--- BEGIN ---
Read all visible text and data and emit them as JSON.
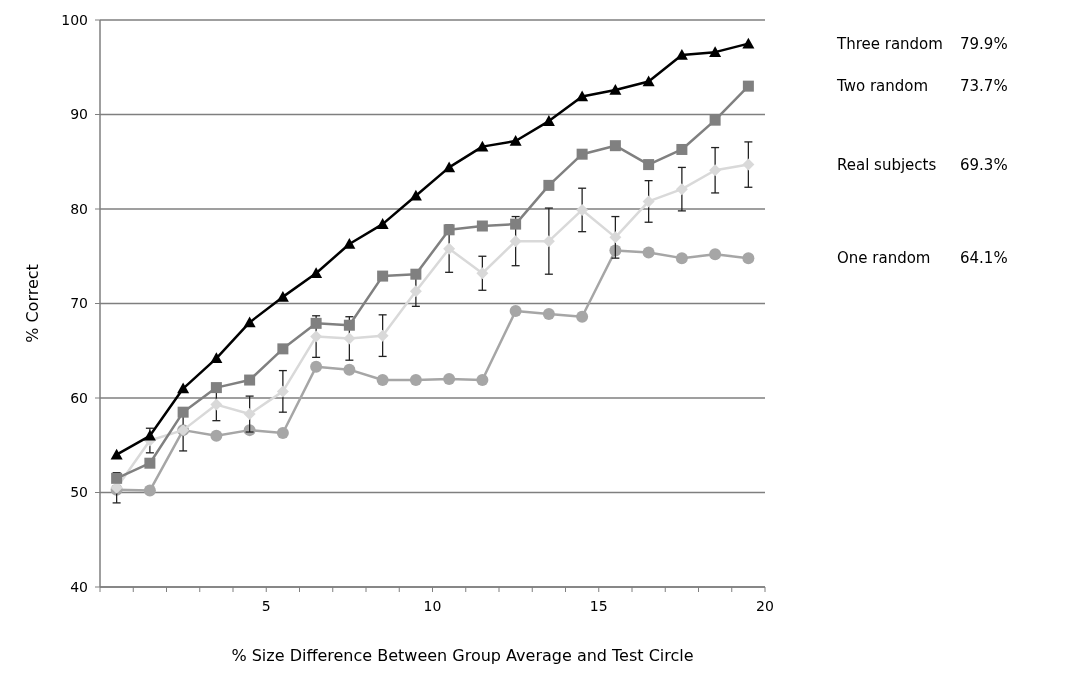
{
  "chart_data": {
    "type": "line",
    "xlabel": "% Size Difference Between Group Average and Test Circle",
    "ylabel": "% Correct",
    "x": [
      0.5,
      1.5,
      2.5,
      3.5,
      4.5,
      5.5,
      6.5,
      7.5,
      8.5,
      9.5,
      10.5,
      11.5,
      12.5,
      13.5,
      14.5,
      15.5,
      16.5,
      17.5,
      18.5,
      19.5
    ],
    "xlim": [
      0,
      20
    ],
    "xticks": [
      {
        "value": 0,
        "label": null
      },
      {
        "value": 1,
        "label": null
      },
      {
        "value": 2,
        "label": null
      },
      {
        "value": 3,
        "label": null
      },
      {
        "value": 4,
        "label": null
      },
      5,
      {
        "value": 6,
        "label": null
      },
      {
        "value": 7,
        "label": null
      },
      {
        "value": 8,
        "label": null
      },
      {
        "value": 9,
        "label": null
      },
      10,
      {
        "value": 11,
        "label": null
      },
      {
        "value": 12,
        "label": null
      },
      {
        "value": 13,
        "label": null
      },
      {
        "value": 14,
        "label": null
      },
      15,
      {
        "value": 16,
        "label": null
      },
      {
        "value": 17,
        "label": null
      },
      {
        "value": 18,
        "label": null
      },
      {
        "value": 19,
        "label": null
      },
      20
    ],
    "ylim": [
      40,
      100
    ],
    "yticks": [
      40,
      50,
      60,
      70,
      80,
      90,
      100
    ],
    "grid": "y",
    "series": [
      {
        "name": "Three random",
        "color": "#000000",
        "marker": "triangle",
        "values": [
          54,
          56,
          61,
          64.2,
          68,
          70.7,
          73.2,
          76.3,
          78.4,
          81.4,
          84.4,
          86.6,
          87.2,
          89.3,
          91.9,
          92.6,
          93.5,
          96.3,
          96.6,
          97.5
        ]
      },
      {
        "name": "Two random",
        "color": "#808080",
        "marker": "square",
        "values": [
          51.5,
          53.1,
          58.5,
          61.1,
          61.9,
          65.2,
          67.9,
          67.7,
          72.9,
          73.1,
          77.8,
          78.2,
          78.4,
          82.5,
          85.8,
          86.7,
          84.7,
          86.3,
          89.4,
          93.0
        ]
      },
      {
        "name": "Real subjects",
        "color": "#d9d9d9",
        "marker": "diamond",
        "values": [
          50.5,
          55.5,
          56.6,
          59.3,
          58.3,
          60.7,
          66.5,
          66.3,
          66.6,
          71.3,
          75.8,
          73.2,
          76.6,
          76.6,
          79.9,
          77.0,
          80.8,
          82.1,
          84.1,
          84.7
        ],
        "errors": [
          1.6,
          1.3,
          2.2,
          1.7,
          1.9,
          2.2,
          2.2,
          2.3,
          2.2,
          1.6,
          2.5,
          1.8,
          2.6,
          3.5,
          2.3,
          2.2,
          2.2,
          2.3,
          2.4,
          2.4
        ]
      },
      {
        "name": "One random",
        "color": "#a6a6a6",
        "marker": "circle",
        "values": [
          50.3,
          50.2,
          56.6,
          56.0,
          56.6,
          56.3,
          63.3,
          63.0,
          61.9,
          61.9,
          62.0,
          61.9,
          69.2,
          68.9,
          68.6,
          75.6,
          75.4,
          74.8,
          75.2,
          74.8
        ]
      }
    ],
    "annotations": [
      "79.9%",
      "73.7%",
      "69.3%",
      "64.1%"
    ]
  }
}
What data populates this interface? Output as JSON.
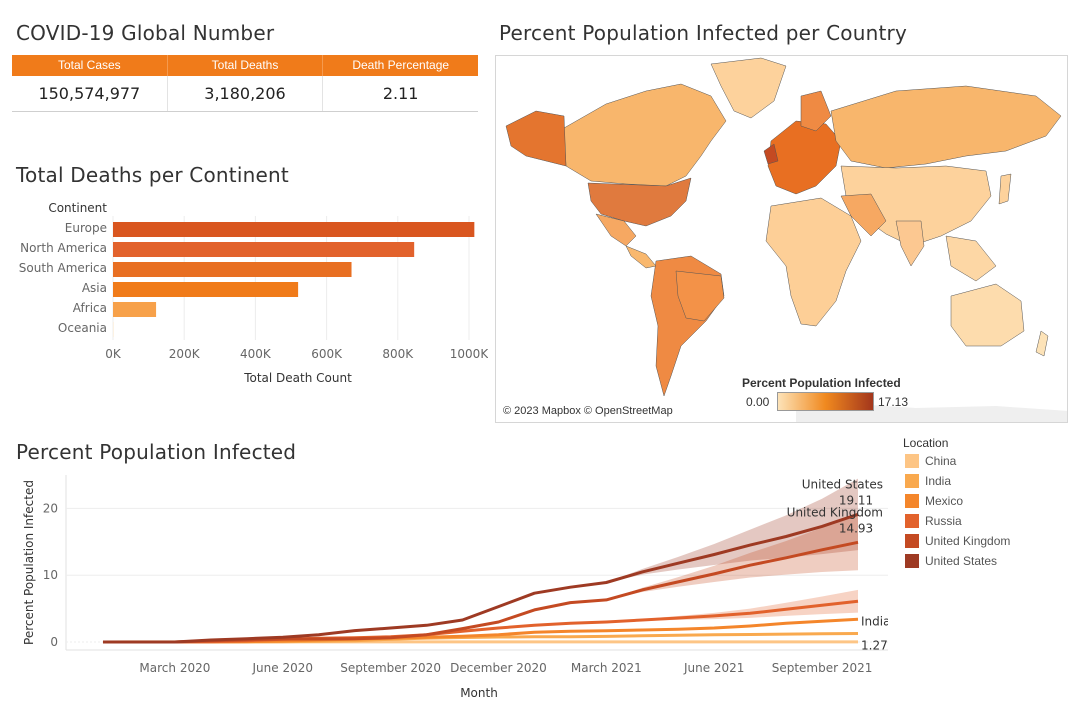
{
  "kpi": {
    "title": "COVID-19 Global Number",
    "headers": [
      "Total Cases",
      "Total Deaths",
      "Death Percentage"
    ],
    "values": [
      "150,574,977",
      "3,180,206",
      "2.11"
    ],
    "header_color": "#f07b1a"
  },
  "continent_panel": {
    "title": "Total Deaths per Continent"
  },
  "map_panel": {
    "title": "Percent Population Infected per Country",
    "attribution": "© 2023 Mapbox © OpenStreetMap",
    "legend_title": "Percent Population Infected",
    "legend_min": "0.00",
    "legend_max": "17.13",
    "legend_colors": [
      "#fde3b8",
      "#f0891f",
      "#a3361c"
    ]
  },
  "line_panel": {
    "title": "Percent Population Infected",
    "legend_title": "Location",
    "locations": [
      {
        "name": "China",
        "color": "#fdc585"
      },
      {
        "name": "India",
        "color": "#f9a94e"
      },
      {
        "name": "Mexico",
        "color": "#f4862b"
      },
      {
        "name": "Russia",
        "color": "#e2622c"
      },
      {
        "name": "United Kingdom",
        "color": "#c44a22"
      },
      {
        "name": "United States",
        "color": "#9e3a23"
      }
    ],
    "annotations": [
      {
        "series": "United States",
        "label": "United States",
        "value": "19.11"
      },
      {
        "series": "United Kingdom",
        "label": "United Kingdom",
        "value": "14.93"
      },
      {
        "series": "India",
        "label": "India",
        "value": "1.27"
      }
    ]
  },
  "chart_data": [
    {
      "type": "bar",
      "title": "Total Deaths per Continent",
      "category_header": "Continent",
      "categories": [
        "Europe",
        "North America",
        "South America",
        "Asia",
        "Africa",
        "Oceania"
      ],
      "values": [
        1015000,
        846000,
        670000,
        520000,
        121000,
        1000
      ],
      "colors": [
        "#d9561f",
        "#e2622c",
        "#e86f22",
        "#f07b1a",
        "#f7a14a",
        "#fde3b8"
      ],
      "xlabel": "Total Death Count",
      "xlim": [
        0,
        1000000
      ],
      "xticks": [
        0,
        200000,
        400000,
        600000,
        800000,
        1000000
      ],
      "xtick_labels": [
        "0K",
        "200K",
        "400K",
        "600K",
        "800K",
        "1000K"
      ],
      "grid": true
    },
    {
      "type": "line",
      "title": "Percent Population Infected",
      "xlabel": "Month",
      "ylabel": "Percent Population Infected",
      "ylim": [
        0,
        25
      ],
      "yticks": [
        0,
        10,
        20
      ],
      "x": [
        "2020-01",
        "2020-02",
        "2020-03",
        "2020-04",
        "2020-05",
        "2020-06",
        "2020-07",
        "2020-08",
        "2020-09",
        "2020-10",
        "2020-11",
        "2020-12",
        "2021-01",
        "2021-02",
        "2021-03",
        "2021-04",
        "2021-05",
        "2021-06",
        "2021-07",
        "2021-08",
        "2021-09",
        "2021-10"
      ],
      "xtick_labels": [
        {
          "x": "2020-03",
          "label": "March 2020"
        },
        {
          "x": "2020-06",
          "label": "June 2020"
        },
        {
          "x": "2020-09",
          "label": "September 2020"
        },
        {
          "x": "2020-12",
          "label": "December 2020"
        },
        {
          "x": "2021-03",
          "label": "March 2021"
        },
        {
          "x": "2021-06",
          "label": "June 2021"
        },
        {
          "x": "2021-09",
          "label": "September 2021"
        }
      ],
      "series": [
        {
          "name": "China",
          "values": [
            0,
            0.01,
            0.01,
            0.01,
            0.01,
            0.01,
            0.01,
            0.01,
            0.01,
            0.01,
            0.01,
            0.01,
            0.01,
            0.01,
            0.01,
            0.01,
            0.01,
            0.01,
            0.01,
            0.01,
            0.01,
            0.01
          ]
        },
        {
          "name": "India",
          "values": [
            0,
            0,
            0,
            0,
            0.01,
            0.03,
            0.1,
            0.2,
            0.4,
            0.58,
            0.68,
            0.75,
            0.78,
            0.8,
            0.84,
            0.93,
            1.02,
            1.08,
            1.13,
            1.18,
            1.23,
            1.27
          ]
        },
        {
          "name": "Mexico",
          "values": [
            0,
            0,
            0,
            0,
            0.05,
            0.15,
            0.3,
            0.43,
            0.58,
            0.7,
            0.85,
            1.1,
            1.45,
            1.6,
            1.68,
            1.8,
            1.92,
            2.1,
            2.4,
            2.8,
            3.1,
            3.4
          ]
        },
        {
          "name": "Russia",
          "values": [
            0,
            0,
            0,
            0.05,
            0.2,
            0.4,
            0.55,
            0.65,
            0.8,
            1.1,
            1.6,
            2.1,
            2.5,
            2.8,
            3.0,
            3.3,
            3.6,
            3.9,
            4.3,
            4.9,
            5.5,
            6.1
          ]
        },
        {
          "name": "United Kingdom",
          "values": [
            0,
            0,
            0,
            0.2,
            0.35,
            0.45,
            0.45,
            0.5,
            0.65,
            1.1,
            2.0,
            3.0,
            4.8,
            5.9,
            6.3,
            7.8,
            9.0,
            10.2,
            11.5,
            12.6,
            13.8,
            14.93
          ]
        },
        {
          "name": "United States",
          "values": [
            0,
            0,
            0,
            0.3,
            0.5,
            0.7,
            1.1,
            1.7,
            2.1,
            2.5,
            3.3,
            5.3,
            7.3,
            8.2,
            8.9,
            10.5,
            11.8,
            13.1,
            14.5,
            15.8,
            17.3,
            19.11
          ]
        }
      ]
    }
  ]
}
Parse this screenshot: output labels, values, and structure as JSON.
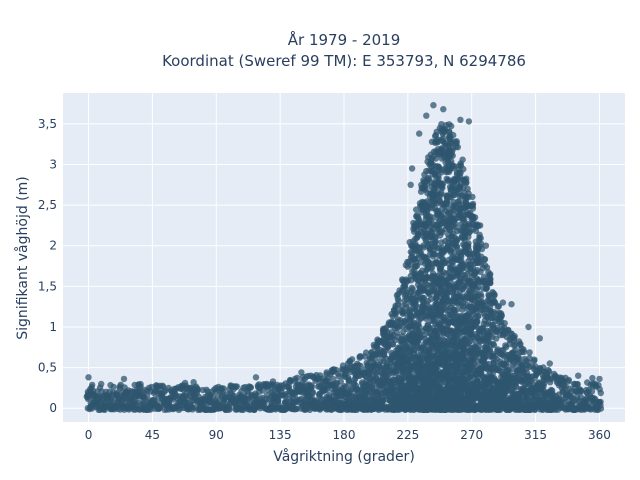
{
  "chart_data": {
    "type": "scatter",
    "title_line1": "År 1979 - 2019",
    "title_line2": "Koordinat (Sweref 99 TM): E 353793, N 6294786",
    "xlabel": "Vågriktning (grader)",
    "ylabel": "Signifikant våghöjd (m)",
    "xlim": [
      -18,
      378
    ],
    "ylim": [
      -0.17,
      3.88
    ],
    "x_ticks": [
      {
        "value": 0,
        "label": "0"
      },
      {
        "value": 45,
        "label": "45"
      },
      {
        "value": 90,
        "label": "90"
      },
      {
        "value": 135,
        "label": "135"
      },
      {
        "value": 180,
        "label": "180"
      },
      {
        "value": 225,
        "label": "225"
      },
      {
        "value": 270,
        "label": "270"
      },
      {
        "value": 315,
        "label": "315"
      },
      {
        "value": 360,
        "label": "360"
      }
    ],
    "y_ticks": [
      {
        "value": 0,
        "label": "0"
      },
      {
        "value": 0.5,
        "label": "0,5"
      },
      {
        "value": 1,
        "label": "1"
      },
      {
        "value": 1.5,
        "label": "1,5"
      },
      {
        "value": 2,
        "label": "2"
      },
      {
        "value": 2.5,
        "label": "2,5"
      },
      {
        "value": 3,
        "label": "3"
      },
      {
        "value": 3.5,
        "label": "3,5"
      }
    ],
    "grid": true,
    "colors": {
      "marker": "#2f556f",
      "plot_bg": "#e5ecf6",
      "grid": "#ffffff",
      "text": "#2a3f5f"
    },
    "envelope_upper": [
      {
        "x": 0,
        "y": 0.3
      },
      {
        "x": 45,
        "y": 0.3
      },
      {
        "x": 90,
        "y": 0.27
      },
      {
        "x": 135,
        "y": 0.33
      },
      {
        "x": 160,
        "y": 0.42
      },
      {
        "x": 180,
        "y": 0.55
      },
      {
        "x": 200,
        "y": 0.75
      },
      {
        "x": 215,
        "y": 1.2
      },
      {
        "x": 225,
        "y": 1.9
      },
      {
        "x": 235,
        "y": 2.8
      },
      {
        "x": 245,
        "y": 3.5
      },
      {
        "x": 255,
        "y": 3.55
      },
      {
        "x": 262,
        "y": 3.2
      },
      {
        "x": 270,
        "y": 2.6
      },
      {
        "x": 280,
        "y": 1.8
      },
      {
        "x": 290,
        "y": 1.2
      },
      {
        "x": 300,
        "y": 0.9
      },
      {
        "x": 315,
        "y": 0.6
      },
      {
        "x": 330,
        "y": 0.4
      },
      {
        "x": 345,
        "y": 0.33
      },
      {
        "x": 360,
        "y": 0.3
      }
    ],
    "outliers": [
      {
        "x": 243,
        "y": 3.73
      },
      {
        "x": 250,
        "y": 3.68
      },
      {
        "x": 238,
        "y": 3.6
      },
      {
        "x": 262,
        "y": 3.55
      },
      {
        "x": 268,
        "y": 3.53
      },
      {
        "x": 233,
        "y": 3.38
      },
      {
        "x": 228,
        "y": 2.95
      },
      {
        "x": 227,
        "y": 2.75
      },
      {
        "x": 276,
        "y": 2.25
      },
      {
        "x": 280,
        "y": 2.0
      },
      {
        "x": 283,
        "y": 1.65
      },
      {
        "x": 292,
        "y": 1.3
      },
      {
        "x": 298,
        "y": 1.28
      },
      {
        "x": 310,
        "y": 1.0
      },
      {
        "x": 318,
        "y": 0.86
      },
      {
        "x": 325,
        "y": 0.55
      },
      {
        "x": 0,
        "y": 0.38
      },
      {
        "x": 25,
        "y": 0.36
      },
      {
        "x": 68,
        "y": 0.31
      },
      {
        "x": 74,
        "y": 0.32
      },
      {
        "x": 118,
        "y": 0.38
      },
      {
        "x": 130,
        "y": 0.33
      },
      {
        "x": 150,
        "y": 0.44
      },
      {
        "x": 355,
        "y": 0.37
      },
      {
        "x": 345,
        "y": 0.4
      },
      {
        "x": 360,
        "y": 0.36
      }
    ]
  }
}
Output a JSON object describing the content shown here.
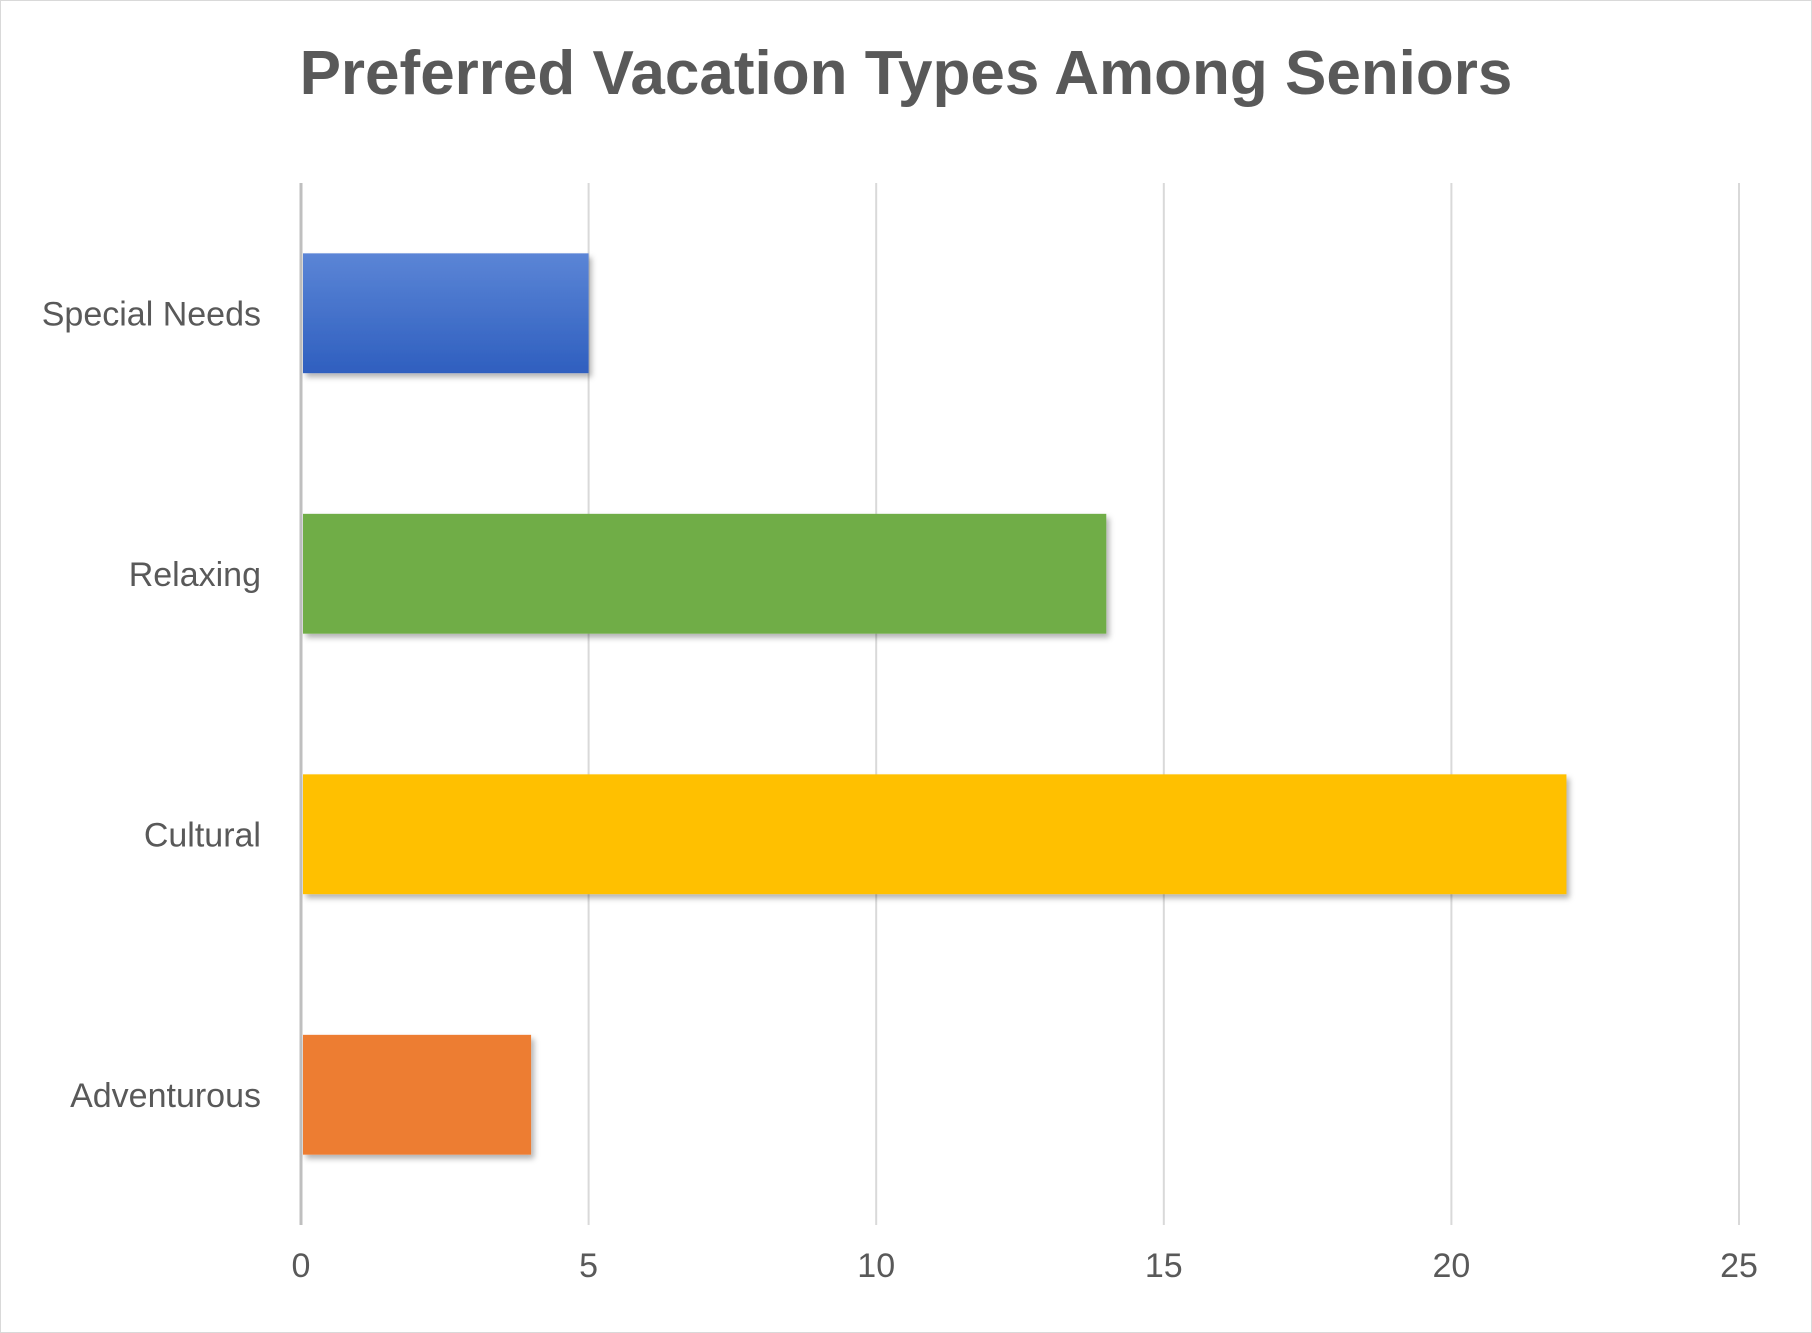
--- END ---
■ **Problem statement**
Tally every line of the data that holds the word "random" and write the count alone.

■ **Problem solution**
3